§ What is needed:
Copy each line below in which the word "screenshot" occurs.

---------- Provided material

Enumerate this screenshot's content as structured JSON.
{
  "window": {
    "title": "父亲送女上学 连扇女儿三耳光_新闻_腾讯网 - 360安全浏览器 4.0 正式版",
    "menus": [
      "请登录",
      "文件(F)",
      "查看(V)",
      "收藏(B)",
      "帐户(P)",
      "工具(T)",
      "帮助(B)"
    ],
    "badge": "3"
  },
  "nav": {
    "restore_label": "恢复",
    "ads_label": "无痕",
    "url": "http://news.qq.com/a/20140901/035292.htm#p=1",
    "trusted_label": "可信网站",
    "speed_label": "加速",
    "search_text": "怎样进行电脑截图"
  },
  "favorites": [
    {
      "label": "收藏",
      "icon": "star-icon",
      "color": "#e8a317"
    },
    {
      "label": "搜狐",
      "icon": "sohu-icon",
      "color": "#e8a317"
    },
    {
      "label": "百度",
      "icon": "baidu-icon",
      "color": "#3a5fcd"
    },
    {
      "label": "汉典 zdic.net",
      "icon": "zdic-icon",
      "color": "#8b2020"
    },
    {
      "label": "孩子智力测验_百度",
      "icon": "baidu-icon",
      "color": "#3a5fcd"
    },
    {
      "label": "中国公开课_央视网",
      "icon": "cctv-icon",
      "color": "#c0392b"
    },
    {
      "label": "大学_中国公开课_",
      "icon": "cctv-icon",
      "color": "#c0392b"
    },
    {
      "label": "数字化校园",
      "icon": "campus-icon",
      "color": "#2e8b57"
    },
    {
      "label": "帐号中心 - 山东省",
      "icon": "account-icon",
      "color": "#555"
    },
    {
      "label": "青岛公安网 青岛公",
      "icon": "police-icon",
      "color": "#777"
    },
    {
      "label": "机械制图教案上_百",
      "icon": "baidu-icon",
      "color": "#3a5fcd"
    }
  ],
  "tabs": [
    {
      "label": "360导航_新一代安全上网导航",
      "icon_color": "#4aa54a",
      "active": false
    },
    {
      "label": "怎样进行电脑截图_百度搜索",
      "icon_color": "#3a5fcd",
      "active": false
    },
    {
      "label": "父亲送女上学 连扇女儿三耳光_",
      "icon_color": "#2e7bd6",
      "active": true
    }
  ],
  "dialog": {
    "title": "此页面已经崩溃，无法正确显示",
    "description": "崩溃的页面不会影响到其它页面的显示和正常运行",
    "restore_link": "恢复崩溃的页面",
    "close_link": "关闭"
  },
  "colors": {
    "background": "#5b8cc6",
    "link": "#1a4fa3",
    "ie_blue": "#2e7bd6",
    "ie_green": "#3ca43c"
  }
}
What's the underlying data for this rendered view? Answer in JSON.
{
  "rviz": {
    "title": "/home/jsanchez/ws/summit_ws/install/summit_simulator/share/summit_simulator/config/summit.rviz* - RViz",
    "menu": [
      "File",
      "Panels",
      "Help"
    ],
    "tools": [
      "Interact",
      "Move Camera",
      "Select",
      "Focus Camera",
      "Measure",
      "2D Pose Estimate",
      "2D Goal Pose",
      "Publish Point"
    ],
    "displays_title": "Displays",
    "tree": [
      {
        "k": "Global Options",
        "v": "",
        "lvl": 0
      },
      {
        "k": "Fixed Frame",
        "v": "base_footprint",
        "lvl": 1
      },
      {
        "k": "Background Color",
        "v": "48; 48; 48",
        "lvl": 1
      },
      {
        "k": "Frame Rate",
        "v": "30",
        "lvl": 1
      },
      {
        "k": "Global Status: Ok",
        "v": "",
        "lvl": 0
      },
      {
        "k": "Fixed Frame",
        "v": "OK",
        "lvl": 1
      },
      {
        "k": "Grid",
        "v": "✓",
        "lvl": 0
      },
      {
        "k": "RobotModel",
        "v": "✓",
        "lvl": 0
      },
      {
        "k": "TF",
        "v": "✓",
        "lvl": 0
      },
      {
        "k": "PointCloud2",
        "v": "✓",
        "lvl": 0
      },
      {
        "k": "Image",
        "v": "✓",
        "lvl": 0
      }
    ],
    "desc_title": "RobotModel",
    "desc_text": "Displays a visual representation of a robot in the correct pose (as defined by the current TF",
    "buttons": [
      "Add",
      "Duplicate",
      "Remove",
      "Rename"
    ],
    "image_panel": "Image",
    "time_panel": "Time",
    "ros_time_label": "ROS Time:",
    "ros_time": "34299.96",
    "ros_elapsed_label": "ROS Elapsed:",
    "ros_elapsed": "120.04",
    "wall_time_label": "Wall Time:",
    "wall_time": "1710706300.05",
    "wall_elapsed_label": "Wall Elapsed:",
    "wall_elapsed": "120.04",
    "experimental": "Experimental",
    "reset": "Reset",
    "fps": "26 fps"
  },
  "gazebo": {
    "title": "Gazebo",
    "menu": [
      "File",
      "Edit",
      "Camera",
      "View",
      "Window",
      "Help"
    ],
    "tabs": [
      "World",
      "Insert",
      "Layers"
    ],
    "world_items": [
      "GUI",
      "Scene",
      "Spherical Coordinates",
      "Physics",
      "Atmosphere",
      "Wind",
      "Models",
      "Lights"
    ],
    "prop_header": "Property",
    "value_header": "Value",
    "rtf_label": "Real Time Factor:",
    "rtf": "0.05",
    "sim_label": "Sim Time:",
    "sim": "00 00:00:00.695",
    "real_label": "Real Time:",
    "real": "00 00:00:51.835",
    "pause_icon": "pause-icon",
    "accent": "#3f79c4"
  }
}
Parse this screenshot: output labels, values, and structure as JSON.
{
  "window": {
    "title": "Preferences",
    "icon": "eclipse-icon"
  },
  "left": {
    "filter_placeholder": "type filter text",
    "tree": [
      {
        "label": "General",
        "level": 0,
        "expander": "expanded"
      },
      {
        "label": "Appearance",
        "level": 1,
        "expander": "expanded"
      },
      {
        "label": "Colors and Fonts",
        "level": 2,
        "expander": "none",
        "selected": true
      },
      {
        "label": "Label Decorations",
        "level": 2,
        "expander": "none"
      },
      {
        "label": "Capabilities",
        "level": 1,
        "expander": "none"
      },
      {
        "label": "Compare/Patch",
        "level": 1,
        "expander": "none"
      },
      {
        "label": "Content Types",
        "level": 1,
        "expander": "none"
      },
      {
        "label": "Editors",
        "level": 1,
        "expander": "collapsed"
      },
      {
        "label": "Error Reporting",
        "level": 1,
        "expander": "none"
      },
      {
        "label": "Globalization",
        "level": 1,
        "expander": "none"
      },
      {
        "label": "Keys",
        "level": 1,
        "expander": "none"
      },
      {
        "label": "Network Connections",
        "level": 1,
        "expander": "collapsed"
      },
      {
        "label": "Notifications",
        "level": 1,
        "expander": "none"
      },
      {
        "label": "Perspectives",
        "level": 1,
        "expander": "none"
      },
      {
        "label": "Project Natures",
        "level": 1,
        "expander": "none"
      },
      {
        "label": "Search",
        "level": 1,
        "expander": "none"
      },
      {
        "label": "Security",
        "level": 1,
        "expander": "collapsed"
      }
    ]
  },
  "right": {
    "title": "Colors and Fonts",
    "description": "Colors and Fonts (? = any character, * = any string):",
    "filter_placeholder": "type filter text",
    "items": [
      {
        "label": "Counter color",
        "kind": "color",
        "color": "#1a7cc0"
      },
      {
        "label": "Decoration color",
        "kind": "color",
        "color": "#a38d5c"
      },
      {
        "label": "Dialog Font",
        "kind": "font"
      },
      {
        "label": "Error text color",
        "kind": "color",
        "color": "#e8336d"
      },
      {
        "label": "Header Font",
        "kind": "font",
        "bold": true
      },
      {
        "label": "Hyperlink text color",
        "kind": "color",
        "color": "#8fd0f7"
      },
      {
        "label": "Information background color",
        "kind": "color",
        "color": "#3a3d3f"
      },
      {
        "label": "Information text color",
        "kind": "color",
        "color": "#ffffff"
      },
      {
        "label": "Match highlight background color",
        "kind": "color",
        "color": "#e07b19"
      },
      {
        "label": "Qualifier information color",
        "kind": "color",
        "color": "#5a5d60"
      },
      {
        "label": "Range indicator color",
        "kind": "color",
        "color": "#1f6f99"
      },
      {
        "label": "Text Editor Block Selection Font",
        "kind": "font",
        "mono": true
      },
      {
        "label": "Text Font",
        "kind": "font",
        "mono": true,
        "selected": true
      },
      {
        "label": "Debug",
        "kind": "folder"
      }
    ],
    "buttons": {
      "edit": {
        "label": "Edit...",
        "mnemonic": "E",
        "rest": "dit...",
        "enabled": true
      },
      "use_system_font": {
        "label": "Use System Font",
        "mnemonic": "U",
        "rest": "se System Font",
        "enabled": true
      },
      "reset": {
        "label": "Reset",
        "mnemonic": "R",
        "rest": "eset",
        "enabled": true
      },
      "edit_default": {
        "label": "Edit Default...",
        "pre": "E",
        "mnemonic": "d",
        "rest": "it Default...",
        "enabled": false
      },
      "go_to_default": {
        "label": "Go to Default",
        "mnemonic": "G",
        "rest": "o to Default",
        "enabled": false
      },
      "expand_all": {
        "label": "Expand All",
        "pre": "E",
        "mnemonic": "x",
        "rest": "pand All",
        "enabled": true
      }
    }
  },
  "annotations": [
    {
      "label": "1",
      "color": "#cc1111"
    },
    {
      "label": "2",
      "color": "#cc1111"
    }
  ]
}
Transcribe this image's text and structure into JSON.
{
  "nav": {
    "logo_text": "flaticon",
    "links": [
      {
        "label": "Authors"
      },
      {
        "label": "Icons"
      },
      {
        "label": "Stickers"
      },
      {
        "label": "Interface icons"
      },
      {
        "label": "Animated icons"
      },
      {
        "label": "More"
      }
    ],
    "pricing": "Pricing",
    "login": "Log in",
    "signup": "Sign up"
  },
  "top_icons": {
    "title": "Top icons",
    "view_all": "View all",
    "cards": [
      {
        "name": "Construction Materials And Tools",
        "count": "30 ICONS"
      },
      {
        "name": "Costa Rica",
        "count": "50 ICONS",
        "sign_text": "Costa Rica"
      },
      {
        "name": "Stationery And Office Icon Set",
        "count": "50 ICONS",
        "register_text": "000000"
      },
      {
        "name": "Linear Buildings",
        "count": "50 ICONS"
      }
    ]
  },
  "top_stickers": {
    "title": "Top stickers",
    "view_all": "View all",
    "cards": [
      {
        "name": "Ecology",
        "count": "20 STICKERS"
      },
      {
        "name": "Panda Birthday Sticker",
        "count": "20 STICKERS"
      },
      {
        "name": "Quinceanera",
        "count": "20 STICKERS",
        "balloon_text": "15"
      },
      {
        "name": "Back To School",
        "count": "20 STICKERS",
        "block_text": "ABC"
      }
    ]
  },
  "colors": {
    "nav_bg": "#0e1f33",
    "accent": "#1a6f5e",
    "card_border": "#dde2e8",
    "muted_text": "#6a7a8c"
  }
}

--------------------

§ Task output:
Enumerate this screenshot's content as structured JSON.
Parse this screenshot: output labels, values, and structure as JSON.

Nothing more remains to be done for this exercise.